» **TASK DESCRIPTION**: Each entry should be quoted word for word, including every mark of punctuation.

---*---

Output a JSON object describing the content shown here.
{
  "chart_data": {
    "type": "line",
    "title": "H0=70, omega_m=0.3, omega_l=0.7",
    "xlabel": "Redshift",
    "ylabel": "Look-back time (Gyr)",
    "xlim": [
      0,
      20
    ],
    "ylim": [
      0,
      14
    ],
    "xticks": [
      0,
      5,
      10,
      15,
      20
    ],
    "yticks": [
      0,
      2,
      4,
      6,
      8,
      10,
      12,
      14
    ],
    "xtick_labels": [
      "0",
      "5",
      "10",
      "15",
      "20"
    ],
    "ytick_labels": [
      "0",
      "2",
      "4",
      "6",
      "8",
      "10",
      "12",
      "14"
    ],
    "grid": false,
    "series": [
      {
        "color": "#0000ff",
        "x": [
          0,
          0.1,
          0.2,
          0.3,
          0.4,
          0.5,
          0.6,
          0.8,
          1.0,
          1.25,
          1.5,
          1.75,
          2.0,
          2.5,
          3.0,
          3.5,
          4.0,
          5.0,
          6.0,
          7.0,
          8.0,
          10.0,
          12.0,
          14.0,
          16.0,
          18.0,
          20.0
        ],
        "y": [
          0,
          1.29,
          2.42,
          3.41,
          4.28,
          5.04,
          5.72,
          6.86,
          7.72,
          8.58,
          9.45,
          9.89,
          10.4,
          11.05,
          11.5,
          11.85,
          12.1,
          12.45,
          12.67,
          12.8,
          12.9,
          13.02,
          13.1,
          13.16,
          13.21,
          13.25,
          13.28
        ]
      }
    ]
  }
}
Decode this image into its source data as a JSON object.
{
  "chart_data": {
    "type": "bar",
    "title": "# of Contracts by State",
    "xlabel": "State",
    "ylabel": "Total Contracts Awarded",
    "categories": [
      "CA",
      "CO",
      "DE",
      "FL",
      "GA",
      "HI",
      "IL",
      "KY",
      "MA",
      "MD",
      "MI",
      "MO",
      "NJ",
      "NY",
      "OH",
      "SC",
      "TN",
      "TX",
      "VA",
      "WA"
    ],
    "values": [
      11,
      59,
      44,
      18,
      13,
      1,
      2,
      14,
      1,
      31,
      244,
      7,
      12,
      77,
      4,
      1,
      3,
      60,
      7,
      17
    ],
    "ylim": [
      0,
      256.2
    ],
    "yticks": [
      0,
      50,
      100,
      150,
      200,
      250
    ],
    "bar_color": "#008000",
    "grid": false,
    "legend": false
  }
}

---*---

» **REPLY TO THE TASK**:
Output a JSON object describing the content shown here.
{
  "chart_data": {
    "type": "line",
    "title": "H0=70, omega_m=0.3, omega_l=0.7",
    "xlabel": "Redshift",
    "ylabel": "Look-back time (Gyr)",
    "xlim": [
      0,
      20
    ],
    "ylim": [
      0,
      14
    ],
    "xticks": [
      0,
      5,
      10,
      15,
      20
    ],
    "yticks": [
      0,
      2,
      4,
      6,
      8,
      10,
      12,
      14
    ],
    "xtick_labels": [
      "0",
      "5",
      "10",
      "15",
      "20"
    ],
    "ytick_labels": [
      "0",
      "2",
      "4",
      "6",
      "8",
      "10",
      "12",
      "14"
    ],
    "grid": false,
    "series": [
      {
        "color": "#0000ff",
        "x": [
          0,
          0.1,
          0.2,
          0.3,
          0.4,
          0.5,
          0.6,
          0.8,
          1.0,
          1.25,
          1.5,
          1.75,
          2.0,
          2.5,
          3.0,
          3.5,
          4.0,
          5.0,
          6.0,
          7.0,
          8.0,
          10.0,
          12.0,
          14.0,
          16.0,
          18.0,
          20.0
        ],
        "y": [
          0,
          1.29,
          2.42,
          3.41,
          4.28,
          5.04,
          5.72,
          6.86,
          7.72,
          8.58,
          9.45,
          9.89,
          10.4,
          11.05,
          11.5,
          11.85,
          12.1,
          12.45,
          12.67,
          12.8,
          12.9,
          13.02,
          13.1,
          13.16,
          13.21,
          13.25,
          13.28
        ]
      }
    ]
  }
}
Decode this image into its source data as a JSON object.
{
  "chart_data": {
    "type": "bar",
    "title": "# of Contracts by State",
    "xlabel": "State",
    "ylabel": "Total Contracts Awarded",
    "categories": [
      "CA",
      "CO",
      "DE",
      "FL",
      "GA",
      "HI",
      "IL",
      "KY",
      "MA",
      "MD",
      "MI",
      "MO",
      "NJ",
      "NY",
      "OH",
      "SC",
      "TN",
      "TX",
      "VA",
      "WA"
    ],
    "values": [
      11,
      59,
      44,
      18,
      13,
      1,
      2,
      14,
      1,
      31,
      244,
      7,
      12,
      77,
      4,
      1,
      3,
      60,
      7,
      17
    ],
    "ylim": [
      0,
      256.2
    ],
    "yticks": [
      0,
      50,
      100,
      150,
      200,
      250
    ],
    "bar_color": "#008000",
    "grid": false,
    "legend": false
  }
}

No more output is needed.